Figure record listings
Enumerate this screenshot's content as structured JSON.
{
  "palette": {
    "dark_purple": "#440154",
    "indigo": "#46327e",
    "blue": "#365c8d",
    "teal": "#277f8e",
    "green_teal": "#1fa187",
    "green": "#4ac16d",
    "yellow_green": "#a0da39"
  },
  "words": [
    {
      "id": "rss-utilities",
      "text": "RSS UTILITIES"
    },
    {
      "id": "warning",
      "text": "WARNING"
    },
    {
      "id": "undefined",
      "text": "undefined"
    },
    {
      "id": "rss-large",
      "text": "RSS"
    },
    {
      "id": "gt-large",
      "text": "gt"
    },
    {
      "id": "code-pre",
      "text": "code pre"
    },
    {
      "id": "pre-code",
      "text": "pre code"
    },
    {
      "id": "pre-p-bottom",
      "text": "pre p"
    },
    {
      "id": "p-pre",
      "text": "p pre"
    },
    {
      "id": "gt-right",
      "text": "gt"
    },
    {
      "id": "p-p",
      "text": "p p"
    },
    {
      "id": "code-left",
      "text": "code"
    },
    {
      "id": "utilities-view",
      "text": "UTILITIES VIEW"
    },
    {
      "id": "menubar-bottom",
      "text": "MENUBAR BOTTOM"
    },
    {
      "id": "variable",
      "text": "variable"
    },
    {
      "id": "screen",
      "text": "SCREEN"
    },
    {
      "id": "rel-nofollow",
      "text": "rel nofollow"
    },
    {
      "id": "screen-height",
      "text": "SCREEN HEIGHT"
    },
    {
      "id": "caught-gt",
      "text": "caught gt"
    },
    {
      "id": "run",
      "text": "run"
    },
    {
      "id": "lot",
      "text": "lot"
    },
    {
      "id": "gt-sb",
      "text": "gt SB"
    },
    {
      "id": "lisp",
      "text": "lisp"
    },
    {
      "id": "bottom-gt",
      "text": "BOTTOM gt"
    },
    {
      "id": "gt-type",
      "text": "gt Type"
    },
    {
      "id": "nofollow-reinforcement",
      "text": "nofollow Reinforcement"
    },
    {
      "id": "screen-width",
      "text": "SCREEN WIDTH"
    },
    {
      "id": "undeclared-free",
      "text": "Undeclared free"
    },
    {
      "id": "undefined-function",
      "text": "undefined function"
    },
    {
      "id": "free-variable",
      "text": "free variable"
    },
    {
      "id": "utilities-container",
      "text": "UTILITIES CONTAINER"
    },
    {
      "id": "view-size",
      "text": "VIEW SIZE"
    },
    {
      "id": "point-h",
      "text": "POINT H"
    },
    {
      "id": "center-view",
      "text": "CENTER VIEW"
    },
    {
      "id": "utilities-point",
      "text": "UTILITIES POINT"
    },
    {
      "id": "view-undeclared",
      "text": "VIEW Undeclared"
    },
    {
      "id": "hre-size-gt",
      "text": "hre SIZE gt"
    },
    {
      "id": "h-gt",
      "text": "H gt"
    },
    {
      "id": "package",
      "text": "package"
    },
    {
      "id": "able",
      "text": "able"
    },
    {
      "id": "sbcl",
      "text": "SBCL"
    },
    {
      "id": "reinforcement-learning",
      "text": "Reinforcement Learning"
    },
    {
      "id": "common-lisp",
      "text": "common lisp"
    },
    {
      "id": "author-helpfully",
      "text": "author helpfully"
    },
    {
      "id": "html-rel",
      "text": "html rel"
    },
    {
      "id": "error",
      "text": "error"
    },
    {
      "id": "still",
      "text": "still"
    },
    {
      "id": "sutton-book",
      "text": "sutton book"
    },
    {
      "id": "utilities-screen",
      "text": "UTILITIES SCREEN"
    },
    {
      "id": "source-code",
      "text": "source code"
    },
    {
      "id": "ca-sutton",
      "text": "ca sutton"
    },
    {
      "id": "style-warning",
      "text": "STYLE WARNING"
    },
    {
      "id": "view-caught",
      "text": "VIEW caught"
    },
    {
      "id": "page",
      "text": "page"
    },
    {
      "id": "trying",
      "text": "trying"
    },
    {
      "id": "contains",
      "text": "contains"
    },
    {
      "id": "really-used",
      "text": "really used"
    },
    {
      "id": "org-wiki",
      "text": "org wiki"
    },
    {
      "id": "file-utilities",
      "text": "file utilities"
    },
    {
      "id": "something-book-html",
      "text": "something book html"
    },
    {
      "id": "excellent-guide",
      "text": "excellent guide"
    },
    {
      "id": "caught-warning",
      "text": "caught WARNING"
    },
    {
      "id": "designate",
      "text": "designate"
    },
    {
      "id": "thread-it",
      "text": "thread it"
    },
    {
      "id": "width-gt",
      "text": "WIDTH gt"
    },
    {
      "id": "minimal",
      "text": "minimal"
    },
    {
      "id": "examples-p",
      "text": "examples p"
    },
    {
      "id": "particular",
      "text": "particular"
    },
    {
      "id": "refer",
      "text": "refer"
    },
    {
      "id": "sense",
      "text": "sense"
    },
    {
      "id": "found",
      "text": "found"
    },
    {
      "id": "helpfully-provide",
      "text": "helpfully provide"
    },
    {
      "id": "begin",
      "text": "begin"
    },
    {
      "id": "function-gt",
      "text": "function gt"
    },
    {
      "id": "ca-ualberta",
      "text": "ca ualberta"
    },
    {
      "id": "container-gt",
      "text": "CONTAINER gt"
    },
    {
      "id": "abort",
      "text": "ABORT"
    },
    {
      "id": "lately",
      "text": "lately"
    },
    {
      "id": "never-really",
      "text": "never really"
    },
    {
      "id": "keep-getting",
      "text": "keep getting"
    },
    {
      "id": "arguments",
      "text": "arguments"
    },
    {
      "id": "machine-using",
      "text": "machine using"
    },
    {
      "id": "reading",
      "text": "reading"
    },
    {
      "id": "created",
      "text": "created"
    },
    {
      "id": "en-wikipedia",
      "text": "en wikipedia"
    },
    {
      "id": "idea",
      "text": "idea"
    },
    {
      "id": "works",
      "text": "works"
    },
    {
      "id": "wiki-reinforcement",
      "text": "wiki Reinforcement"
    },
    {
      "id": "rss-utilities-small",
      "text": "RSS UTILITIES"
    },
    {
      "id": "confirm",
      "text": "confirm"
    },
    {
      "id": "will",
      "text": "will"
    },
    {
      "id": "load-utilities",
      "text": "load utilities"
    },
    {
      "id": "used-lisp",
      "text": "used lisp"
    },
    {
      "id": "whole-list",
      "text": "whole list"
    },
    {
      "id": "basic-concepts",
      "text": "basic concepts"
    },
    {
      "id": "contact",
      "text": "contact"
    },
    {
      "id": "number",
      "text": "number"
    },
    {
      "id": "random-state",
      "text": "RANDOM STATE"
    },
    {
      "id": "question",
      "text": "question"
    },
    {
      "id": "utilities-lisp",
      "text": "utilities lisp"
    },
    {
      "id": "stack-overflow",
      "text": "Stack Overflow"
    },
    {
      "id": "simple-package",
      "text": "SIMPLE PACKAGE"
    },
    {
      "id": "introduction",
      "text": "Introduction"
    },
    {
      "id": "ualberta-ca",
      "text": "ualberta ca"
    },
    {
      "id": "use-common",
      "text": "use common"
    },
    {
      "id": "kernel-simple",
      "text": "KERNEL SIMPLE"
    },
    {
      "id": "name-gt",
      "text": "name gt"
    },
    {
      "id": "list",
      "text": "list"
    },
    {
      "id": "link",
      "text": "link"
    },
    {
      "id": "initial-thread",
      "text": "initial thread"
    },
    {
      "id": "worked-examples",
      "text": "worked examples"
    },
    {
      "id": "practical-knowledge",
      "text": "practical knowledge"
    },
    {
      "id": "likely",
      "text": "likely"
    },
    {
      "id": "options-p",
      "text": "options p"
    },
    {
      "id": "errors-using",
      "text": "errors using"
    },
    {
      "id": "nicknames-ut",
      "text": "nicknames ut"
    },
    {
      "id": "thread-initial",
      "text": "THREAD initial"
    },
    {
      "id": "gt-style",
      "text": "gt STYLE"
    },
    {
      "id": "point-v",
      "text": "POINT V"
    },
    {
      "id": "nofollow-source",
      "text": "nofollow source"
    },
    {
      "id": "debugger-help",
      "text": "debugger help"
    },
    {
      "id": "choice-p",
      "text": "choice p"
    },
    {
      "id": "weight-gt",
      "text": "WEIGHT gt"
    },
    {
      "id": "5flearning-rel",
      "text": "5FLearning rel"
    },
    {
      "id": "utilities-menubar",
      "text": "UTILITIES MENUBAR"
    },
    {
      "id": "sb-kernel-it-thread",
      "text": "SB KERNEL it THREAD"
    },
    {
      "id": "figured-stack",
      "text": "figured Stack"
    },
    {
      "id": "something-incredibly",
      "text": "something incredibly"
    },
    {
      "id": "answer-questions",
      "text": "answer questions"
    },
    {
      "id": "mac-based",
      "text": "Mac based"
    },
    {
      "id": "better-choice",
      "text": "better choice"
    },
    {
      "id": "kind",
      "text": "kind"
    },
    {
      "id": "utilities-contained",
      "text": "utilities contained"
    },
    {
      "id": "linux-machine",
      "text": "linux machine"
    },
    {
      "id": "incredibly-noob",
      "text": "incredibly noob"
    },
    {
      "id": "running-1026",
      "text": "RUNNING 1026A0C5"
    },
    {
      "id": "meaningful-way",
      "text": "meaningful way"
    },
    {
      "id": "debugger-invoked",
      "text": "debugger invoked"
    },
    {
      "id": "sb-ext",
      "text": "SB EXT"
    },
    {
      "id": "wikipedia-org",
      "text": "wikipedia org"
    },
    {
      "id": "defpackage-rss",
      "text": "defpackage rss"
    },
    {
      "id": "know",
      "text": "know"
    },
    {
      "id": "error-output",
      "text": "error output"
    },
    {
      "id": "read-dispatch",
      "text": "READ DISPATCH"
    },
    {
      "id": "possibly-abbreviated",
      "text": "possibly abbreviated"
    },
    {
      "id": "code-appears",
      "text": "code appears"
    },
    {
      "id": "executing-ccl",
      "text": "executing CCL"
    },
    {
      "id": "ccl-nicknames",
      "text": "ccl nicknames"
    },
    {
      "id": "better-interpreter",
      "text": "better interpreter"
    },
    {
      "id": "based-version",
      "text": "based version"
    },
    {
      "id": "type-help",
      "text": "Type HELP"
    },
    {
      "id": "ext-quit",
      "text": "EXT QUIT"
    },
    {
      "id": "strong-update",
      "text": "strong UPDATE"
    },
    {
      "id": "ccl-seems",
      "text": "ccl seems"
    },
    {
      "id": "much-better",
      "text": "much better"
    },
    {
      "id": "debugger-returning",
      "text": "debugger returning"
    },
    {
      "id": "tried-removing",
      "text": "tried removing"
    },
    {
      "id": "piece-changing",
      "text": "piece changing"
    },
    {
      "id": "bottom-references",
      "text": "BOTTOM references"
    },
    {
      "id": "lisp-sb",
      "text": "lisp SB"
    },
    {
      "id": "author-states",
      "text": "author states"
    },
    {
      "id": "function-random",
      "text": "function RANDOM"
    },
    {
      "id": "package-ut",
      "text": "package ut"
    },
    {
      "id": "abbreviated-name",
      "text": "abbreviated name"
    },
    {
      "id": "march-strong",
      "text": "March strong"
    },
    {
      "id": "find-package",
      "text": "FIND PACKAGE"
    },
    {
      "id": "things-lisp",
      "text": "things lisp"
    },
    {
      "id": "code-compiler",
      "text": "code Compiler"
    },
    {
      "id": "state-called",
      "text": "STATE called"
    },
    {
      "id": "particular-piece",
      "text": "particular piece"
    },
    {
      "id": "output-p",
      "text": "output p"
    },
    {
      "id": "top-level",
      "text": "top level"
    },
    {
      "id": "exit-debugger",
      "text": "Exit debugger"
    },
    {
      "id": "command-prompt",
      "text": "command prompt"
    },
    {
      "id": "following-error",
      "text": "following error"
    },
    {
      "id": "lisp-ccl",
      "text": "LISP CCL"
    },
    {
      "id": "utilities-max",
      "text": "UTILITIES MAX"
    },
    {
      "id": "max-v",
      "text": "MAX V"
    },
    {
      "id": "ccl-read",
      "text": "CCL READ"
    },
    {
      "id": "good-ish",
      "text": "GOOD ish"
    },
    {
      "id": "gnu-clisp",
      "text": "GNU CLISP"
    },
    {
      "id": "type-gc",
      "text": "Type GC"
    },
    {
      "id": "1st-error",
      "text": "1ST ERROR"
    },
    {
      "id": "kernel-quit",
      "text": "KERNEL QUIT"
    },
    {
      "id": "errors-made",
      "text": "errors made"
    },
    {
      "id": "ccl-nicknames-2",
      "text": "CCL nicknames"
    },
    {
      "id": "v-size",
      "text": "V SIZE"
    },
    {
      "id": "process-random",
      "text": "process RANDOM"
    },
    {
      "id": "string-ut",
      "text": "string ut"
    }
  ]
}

• **Directions**
Work through the records line by line and tally those with the word "book". Report only the total.

• **Finished task**
4